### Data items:
★ ★ ★

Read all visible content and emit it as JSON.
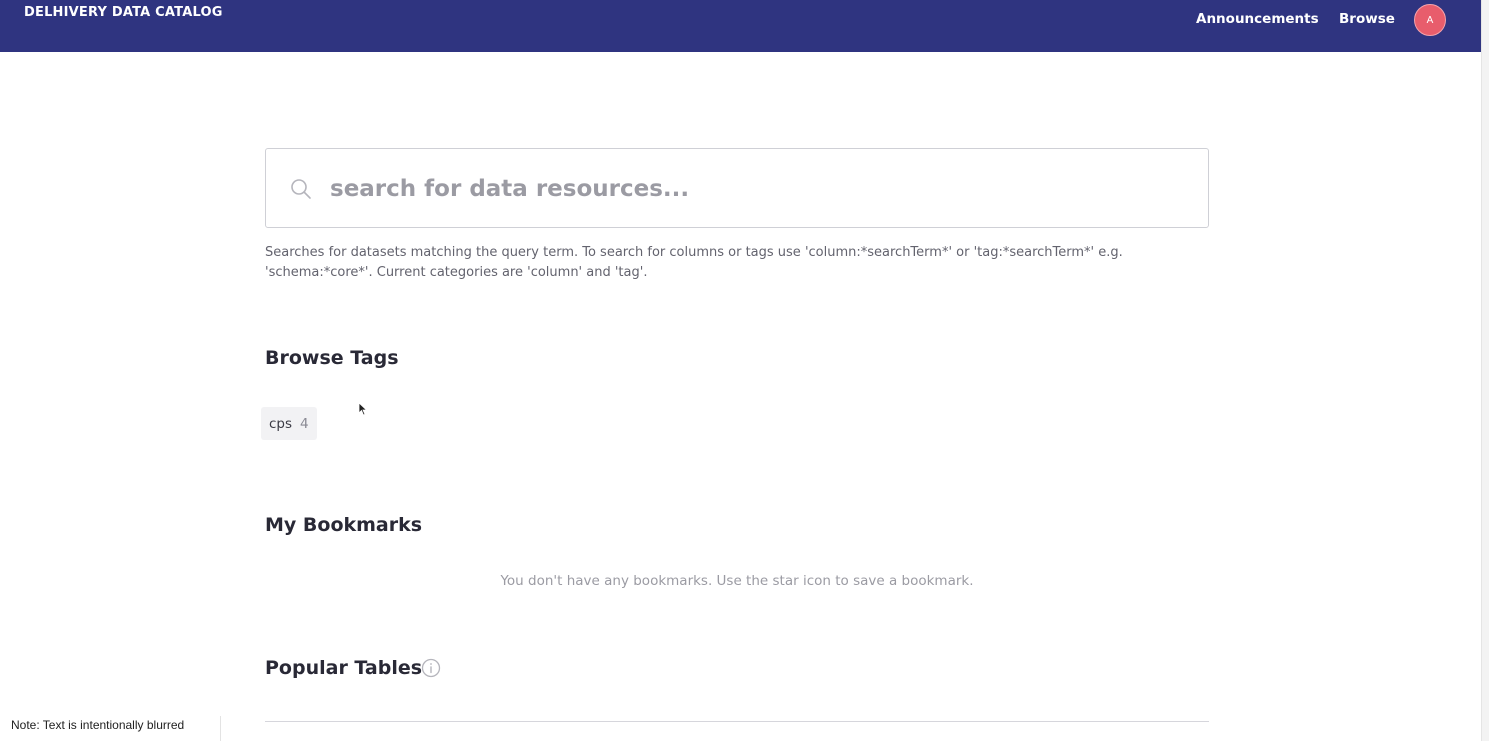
{
  "nav": {
    "brand": "DELHIVERY DATA CATALOG",
    "links": [
      "Announcements",
      "Browse"
    ],
    "avatar_initial": "A",
    "bg_color": "#2f3480",
    "avatar_color": "#e85d6c"
  },
  "search": {
    "placeholder": "search for data resources...",
    "value": "",
    "icon": "search-icon",
    "help_text": "Searches for datasets matching the query term. To search for columns or tags use 'column:*searchTerm*' or 'tag:*searchTerm*' e.g. 'schema:*core*'. Current categories are 'column' and 'tag'."
  },
  "browse_tags": {
    "title": "Browse Tags",
    "tags": [
      {
        "name": "cps",
        "count": "4"
      }
    ]
  },
  "bookmarks": {
    "title": "My Bookmarks",
    "empty_message": "You don't have any bookmarks. Use the star icon to save a bookmark."
  },
  "popular_tables": {
    "title": "Popular Tables",
    "info_icon": "info-icon"
  },
  "footer_note": "Note: Text is intentionally blurred"
}
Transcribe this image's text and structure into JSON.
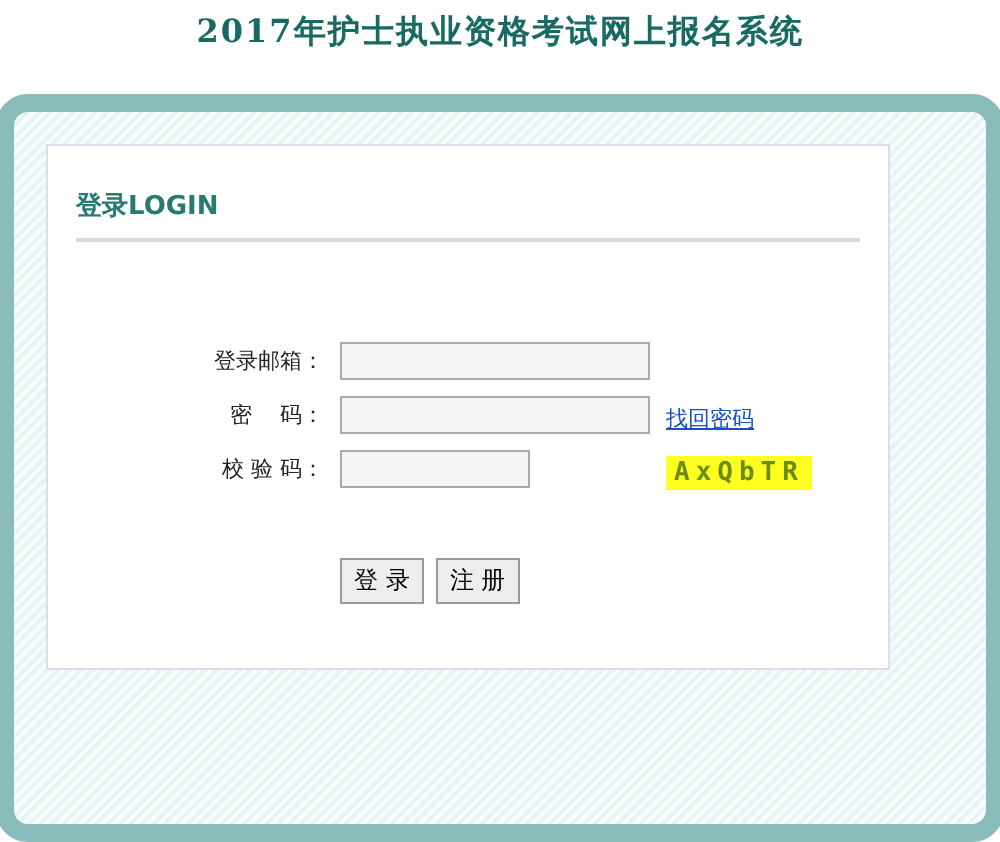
{
  "title": "2017年护士执业资格考试网上报名系统",
  "login": {
    "heading": "登录LOGIN",
    "fields": [
      {
        "label": "登录邮箱：",
        "kind": "text"
      },
      {
        "label": "密    码：",
        "kind": "password",
        "link": "找回密码"
      },
      {
        "label": "校 验 码：",
        "kind": "captcha",
        "captcha": "AxQbTR"
      }
    ],
    "buttons": [
      "登 录",
      "注 册"
    ]
  }
}
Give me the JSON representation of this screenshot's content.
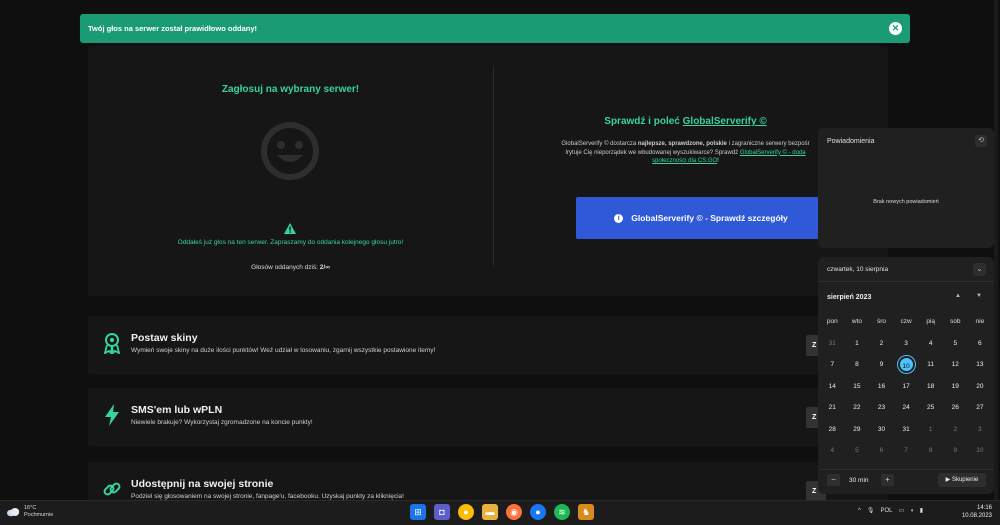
{
  "alert": {
    "message": "Twój głos na serwer został prawidłowo oddany!"
  },
  "vote": {
    "title": "Zagłosuj na wybrany serwer!",
    "message": "Oddałeś już głos na ten serwer. Zapraszamy do oddania kolejnego głosu jutro!",
    "count_label": "Głosów oddanych dziś:",
    "count_value": "2/∞"
  },
  "promo": {
    "title_prefix": "Sprawdź i poleć",
    "title_link": "GlobalServerify ©",
    "line1_a": "GlobalServerify © dostarcza",
    "line1_b": "najlepsze, sprawdzone, polskie",
    "line1_c": "i zagraniczne serwery bezpośr",
    "line2_a": "Irytuje Cię nieporządek we wbudowanej wyszukiwarce? Sprawdź",
    "line2_link": "GlobalServerify © - doda",
    "line3_link": "społeczności dla CS:GO",
    "line3_end": "!",
    "button_label": "GlobalServerify © - Sprawdź szczegóły"
  },
  "features": [
    {
      "title": "Postaw skiny",
      "desc": "Wymień swoje skiny na duże ilości punktów! Weź udział w losowaniu, zgarnij wszystkie postawione itemy!",
      "button": "Z"
    },
    {
      "title": "SMS'em lub wPLN",
      "desc": "Niewiele brakuje? Wykorzystaj zgromadzone na koncie punkty!",
      "button": "Z"
    },
    {
      "title": "Udostępnij na swojej stronie",
      "desc": "Podziel się głosowaniem na swojej stronie, fanpage'u, facebooku. Uzyskaj punkty za kliknięcia!",
      "button": "Z"
    }
  ],
  "notifications": {
    "title": "Powiadomienia",
    "empty": "Brak nowych powiadomień"
  },
  "calendar": {
    "date_label": "czwartek, 10 sierpnia",
    "month": "sierpień 2023",
    "weekdays": [
      "pon",
      "wto",
      "śro",
      "czw",
      "pią",
      "sob",
      "nie"
    ],
    "days": [
      {
        "d": "31",
        "m": "prev"
      },
      {
        "d": "1"
      },
      {
        "d": "2"
      },
      {
        "d": "3"
      },
      {
        "d": "4"
      },
      {
        "d": "5"
      },
      {
        "d": "6"
      },
      {
        "d": "7"
      },
      {
        "d": "8"
      },
      {
        "d": "9"
      },
      {
        "d": "10",
        "today": true
      },
      {
        "d": "11"
      },
      {
        "d": "12"
      },
      {
        "d": "13"
      },
      {
        "d": "14"
      },
      {
        "d": "15"
      },
      {
        "d": "16"
      },
      {
        "d": "17"
      },
      {
        "d": "18"
      },
      {
        "d": "19"
      },
      {
        "d": "20"
      },
      {
        "d": "21"
      },
      {
        "d": "22"
      },
      {
        "d": "23"
      },
      {
        "d": "24"
      },
      {
        "d": "25"
      },
      {
        "d": "26"
      },
      {
        "d": "27"
      },
      {
        "d": "28"
      },
      {
        "d": "29"
      },
      {
        "d": "30"
      },
      {
        "d": "31"
      },
      {
        "d": "1",
        "m": "next"
      },
      {
        "d": "2",
        "m": "next"
      },
      {
        "d": "3",
        "m": "next"
      },
      {
        "d": "4",
        "m": "next"
      },
      {
        "d": "5",
        "m": "next"
      },
      {
        "d": "6",
        "m": "next"
      },
      {
        "d": "7",
        "m": "next"
      },
      {
        "d": "8",
        "m": "next"
      },
      {
        "d": "9",
        "m": "next"
      },
      {
        "d": "10",
        "m": "next"
      }
    ],
    "focus_minutes": "30 min",
    "focus_button": "Skupienie"
  },
  "taskbar": {
    "temp": "16°C",
    "weather": "Pochmurnie",
    "lang": "POL",
    "time": "14:16",
    "date": "10.08.2023"
  },
  "colors": {
    "accent": "#37d49a",
    "alert_bg": "#1a9b73",
    "promo_btn": "#2f59d6",
    "today": "#4cc2ff"
  }
}
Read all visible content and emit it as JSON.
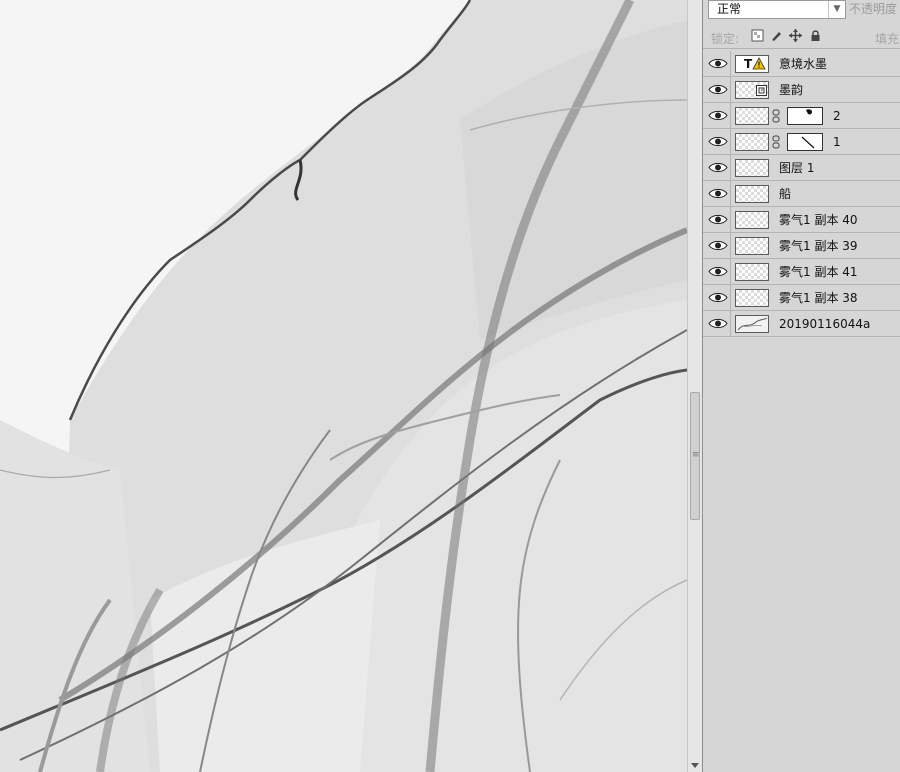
{
  "layers_panel": {
    "blend_mode": "正常",
    "opacity_label": "不透明度",
    "lock_label": "锁定:",
    "fill_label": "填充",
    "lock_icons": [
      "lock-transparent-icon",
      "brush-icon",
      "move-icon",
      "lock-all-icon"
    ],
    "layers": [
      {
        "name": "意境水墨",
        "type": "text-warning"
      },
      {
        "name": "墨韵",
        "type": "smart-object"
      },
      {
        "name": "2",
        "type": "masked"
      },
      {
        "name": "1",
        "type": "masked"
      },
      {
        "name": "图层 1",
        "type": "normal"
      },
      {
        "name": "船",
        "type": "normal"
      },
      {
        "name": "雾气1 副本 40",
        "type": "normal"
      },
      {
        "name": "雾气1 副本 39",
        "type": "normal"
      },
      {
        "name": "雾气1 副本 41",
        "type": "normal"
      },
      {
        "name": "雾气1 副本 38",
        "type": "normal"
      },
      {
        "name": "20190116044a",
        "type": "image"
      }
    ]
  },
  "colors": {
    "panel_bg": "#d6d6d6",
    "canvas_bg": "#f4f4f4",
    "ink_dark": "#3a3a3a",
    "warning_yellow": "#f2c200"
  }
}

★ ★ ★

Look through the entries and find each line that has the string "JSON". Copy those lines.

Read all visible content and emit it as JSON.
Transcribe this image's text and structure into JSON.
Give me the JSON representation of this screenshot's content.
Read all visible content and emit it as JSON.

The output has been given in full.